# Directive
Lines containing the string "hosts" are to be counted; report only how many there are.

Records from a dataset
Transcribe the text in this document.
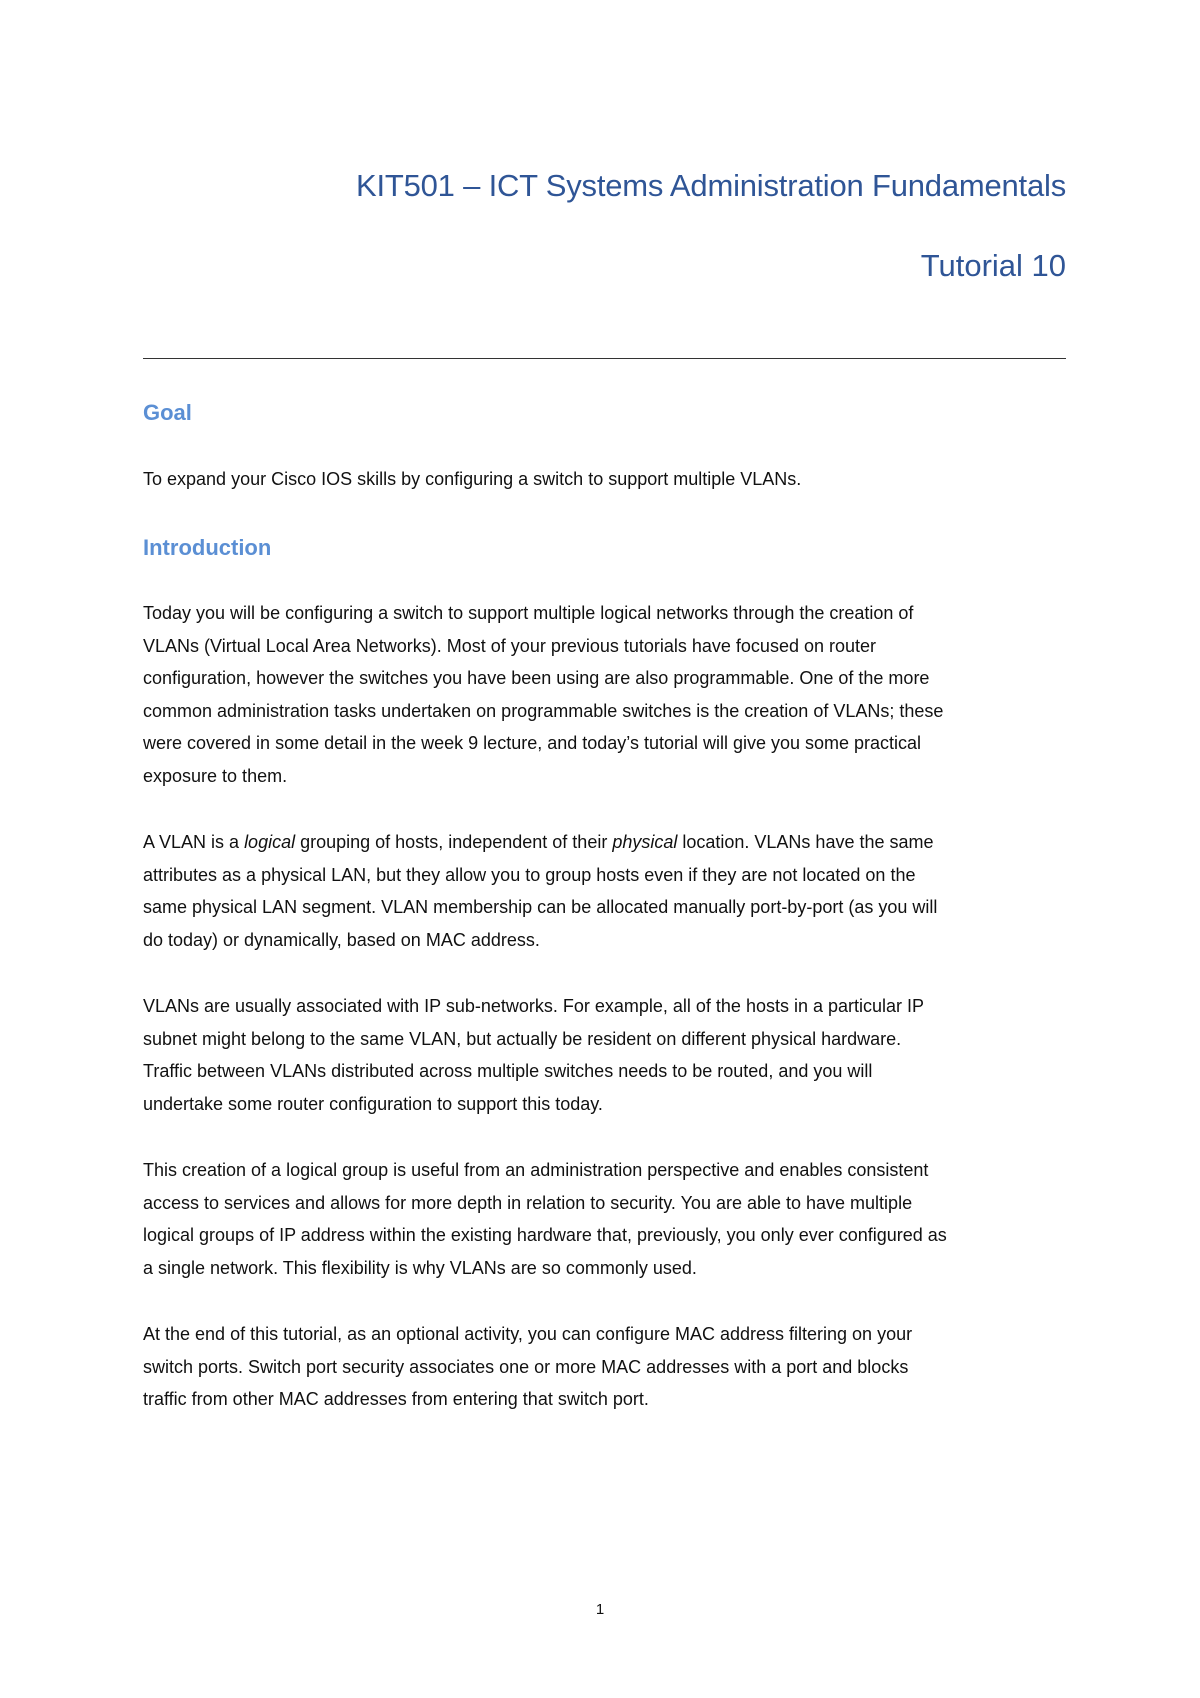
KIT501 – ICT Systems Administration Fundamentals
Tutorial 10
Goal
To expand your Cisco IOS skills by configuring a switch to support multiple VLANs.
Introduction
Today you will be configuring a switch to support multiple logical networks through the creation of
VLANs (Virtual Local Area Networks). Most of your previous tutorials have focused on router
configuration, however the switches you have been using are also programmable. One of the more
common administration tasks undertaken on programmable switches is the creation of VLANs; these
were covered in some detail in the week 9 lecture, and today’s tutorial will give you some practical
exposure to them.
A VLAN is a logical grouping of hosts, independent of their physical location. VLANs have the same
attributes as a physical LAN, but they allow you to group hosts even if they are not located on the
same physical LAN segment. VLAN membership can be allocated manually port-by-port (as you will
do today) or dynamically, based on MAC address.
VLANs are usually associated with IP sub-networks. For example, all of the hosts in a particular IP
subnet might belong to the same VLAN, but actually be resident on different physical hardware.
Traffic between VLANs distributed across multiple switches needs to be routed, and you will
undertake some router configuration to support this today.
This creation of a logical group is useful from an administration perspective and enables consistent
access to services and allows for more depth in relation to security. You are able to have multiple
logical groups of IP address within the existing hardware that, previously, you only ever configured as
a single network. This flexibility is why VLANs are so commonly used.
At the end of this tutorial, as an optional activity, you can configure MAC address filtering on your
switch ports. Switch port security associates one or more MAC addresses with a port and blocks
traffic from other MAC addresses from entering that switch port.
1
--
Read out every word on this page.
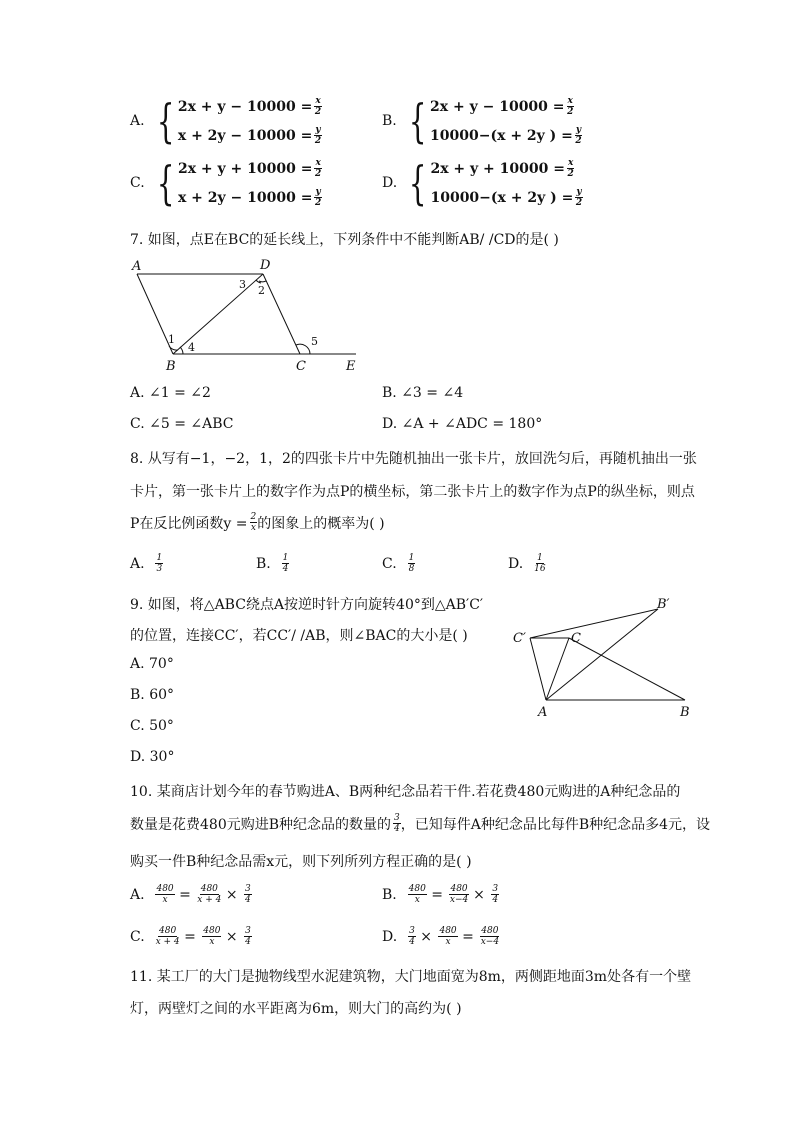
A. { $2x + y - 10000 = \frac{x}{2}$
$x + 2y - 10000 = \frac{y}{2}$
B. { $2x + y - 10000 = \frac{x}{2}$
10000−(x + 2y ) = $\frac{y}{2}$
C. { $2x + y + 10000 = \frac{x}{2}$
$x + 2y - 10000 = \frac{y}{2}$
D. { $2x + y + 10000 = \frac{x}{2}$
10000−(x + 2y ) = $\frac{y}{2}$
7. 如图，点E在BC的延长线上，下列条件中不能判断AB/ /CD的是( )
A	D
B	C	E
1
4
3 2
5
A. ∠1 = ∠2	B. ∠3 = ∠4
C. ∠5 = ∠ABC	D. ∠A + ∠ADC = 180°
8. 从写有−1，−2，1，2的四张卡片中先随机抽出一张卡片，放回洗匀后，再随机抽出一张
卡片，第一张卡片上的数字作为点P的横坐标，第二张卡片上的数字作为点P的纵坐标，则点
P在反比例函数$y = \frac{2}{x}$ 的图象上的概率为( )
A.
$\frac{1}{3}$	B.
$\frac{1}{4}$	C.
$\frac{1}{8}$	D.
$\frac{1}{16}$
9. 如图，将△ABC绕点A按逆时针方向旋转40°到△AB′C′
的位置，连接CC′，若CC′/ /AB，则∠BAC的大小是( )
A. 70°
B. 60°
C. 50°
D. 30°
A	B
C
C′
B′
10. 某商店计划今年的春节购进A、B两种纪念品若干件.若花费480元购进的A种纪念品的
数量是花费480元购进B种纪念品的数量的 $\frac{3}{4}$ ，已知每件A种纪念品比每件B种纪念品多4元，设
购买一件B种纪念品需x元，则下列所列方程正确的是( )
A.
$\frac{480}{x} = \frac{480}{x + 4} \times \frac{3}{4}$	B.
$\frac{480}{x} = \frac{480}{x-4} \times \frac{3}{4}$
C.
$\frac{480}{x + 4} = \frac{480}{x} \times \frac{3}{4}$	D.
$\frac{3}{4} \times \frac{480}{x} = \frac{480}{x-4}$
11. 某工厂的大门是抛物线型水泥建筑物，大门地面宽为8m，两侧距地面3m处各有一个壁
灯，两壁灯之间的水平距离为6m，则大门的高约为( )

# Task solution
3